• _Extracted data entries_
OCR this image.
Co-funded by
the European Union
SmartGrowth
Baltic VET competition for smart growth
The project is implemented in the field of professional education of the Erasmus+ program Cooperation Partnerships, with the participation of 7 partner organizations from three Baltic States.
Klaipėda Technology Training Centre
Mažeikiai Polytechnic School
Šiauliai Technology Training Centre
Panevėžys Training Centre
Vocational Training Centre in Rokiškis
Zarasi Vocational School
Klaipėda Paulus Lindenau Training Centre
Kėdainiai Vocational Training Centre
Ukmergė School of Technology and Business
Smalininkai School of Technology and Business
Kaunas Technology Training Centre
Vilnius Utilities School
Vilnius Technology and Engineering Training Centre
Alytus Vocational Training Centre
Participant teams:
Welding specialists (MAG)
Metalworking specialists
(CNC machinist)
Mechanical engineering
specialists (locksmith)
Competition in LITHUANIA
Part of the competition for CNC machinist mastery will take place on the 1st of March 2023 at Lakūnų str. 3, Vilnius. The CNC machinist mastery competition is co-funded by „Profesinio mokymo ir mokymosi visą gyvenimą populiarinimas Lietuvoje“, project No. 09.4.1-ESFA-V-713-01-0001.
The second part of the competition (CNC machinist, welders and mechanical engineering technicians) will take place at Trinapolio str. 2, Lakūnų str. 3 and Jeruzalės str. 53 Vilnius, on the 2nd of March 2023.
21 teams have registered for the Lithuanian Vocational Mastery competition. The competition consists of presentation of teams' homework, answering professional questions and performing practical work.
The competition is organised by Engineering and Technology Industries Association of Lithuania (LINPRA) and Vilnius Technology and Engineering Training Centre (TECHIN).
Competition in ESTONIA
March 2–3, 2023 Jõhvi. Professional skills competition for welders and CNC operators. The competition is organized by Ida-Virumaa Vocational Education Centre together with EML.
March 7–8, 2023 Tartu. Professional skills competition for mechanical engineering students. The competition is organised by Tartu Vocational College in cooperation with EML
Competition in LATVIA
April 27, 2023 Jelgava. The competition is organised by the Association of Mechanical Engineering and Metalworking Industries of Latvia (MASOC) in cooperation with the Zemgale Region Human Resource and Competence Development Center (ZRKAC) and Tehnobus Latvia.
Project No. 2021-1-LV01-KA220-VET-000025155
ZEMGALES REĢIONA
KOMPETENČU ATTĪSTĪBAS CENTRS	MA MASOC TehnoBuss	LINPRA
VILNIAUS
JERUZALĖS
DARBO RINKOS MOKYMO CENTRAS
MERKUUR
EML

• _GIVEN TASK_
All records above must be set down exactly, please.

• _COMPLETED EXERCISE_
OCR this image.
Co-funded by
the European Union
SmartGrowth
Baltic VET competition for smart growth
The project is implemented in the field of professional education of the Erasmus+ program Cooperation Partnerships, with the participation of 7 partner organizations from three Baltic States.
Klaipėda Technology Training Centre
Mažeikiai Polytechnic School
Šiauliai Technology Training Centre
Panevėžys Training Centre
Vocational Training Centre in Rokiškis
Zarasi Vocational School
Klaipėda Paulus Lindenau Training Centre
Kėdainiai Vocational Training Centre
Ukmergė School of Technology and Business
Smalininkai School of Technology and Business
Kaunas Technology Training Centre
Vilnius Utilities School
Vilnius Technology and Engineering Training Centre
Alytus Vocational Training Centre
Participant teams:
Welding specialists (MAG)
Metalworking specialists
(CNC machinist)
Mechanical engineering
specialists (locksmith)
Competition in LITHUANIA
Part of the competition for CNC machinist mastery will take place on the 1st of March 2023 at Lakūnų str. 3, Vilnius. The CNC machinist mastery competition is co-funded by „Profesinio mokymo ir mokymosi visą gyvenimą populiarinimas Lietuvoje“, project No. 09.4.1-ESFA-V-713-01-0001.
The second part of the competition (CNC machinist, welders and mechanical engineering technicians) will take place at Trinapolio str. 2, Lakūnų str. 3 and Jeruzalės str. 53 Vilnius, on the 2nd of March 2023.
21 teams have registered for the Lithuanian Vocational Mastery competition. The competition consists of presentation of teams' homework, answering professional questions and performing practical work.
The competition is organised by Engineering and Technology Industries Association of Lithuania (LINPRA) and Vilnius Technology and Engineering Training Centre (TECHIN).
Competition in ESTONIA
March 2–3, 2023 Jõhvi. Professional skills competition for welders and CNC operators. The competition is organized by Ida-Virumaa Vocational Education Centre together with EML.
March 7–8, 2023 Tartu. Professional skills competition for mechanical engineering students. The competition is organised by Tartu Vocational College in cooperation with EML
Competition in LATVIA
April 27, 2023 Jelgava. The competition is organised by the Association of Mechanical Engineering and Metalworking Industries of Latvia (MASOC) in cooperation with the Zemgale Region Human Resource and Competence Development Center (ZRKAC) and Tehnobus Latvia.
Project No. 2021-1-LV01-KA220-VET-000025155
ZEMGALES REĢIONA
KOMPETENČU ATTĪSTĪBAS CENTRS	MA MASOC TehnoBuss	LINPRA
VILNIAUS
JERUZALĖS
DARBO RINKOS MOKYMO CENTRAS
MERKUUR
EML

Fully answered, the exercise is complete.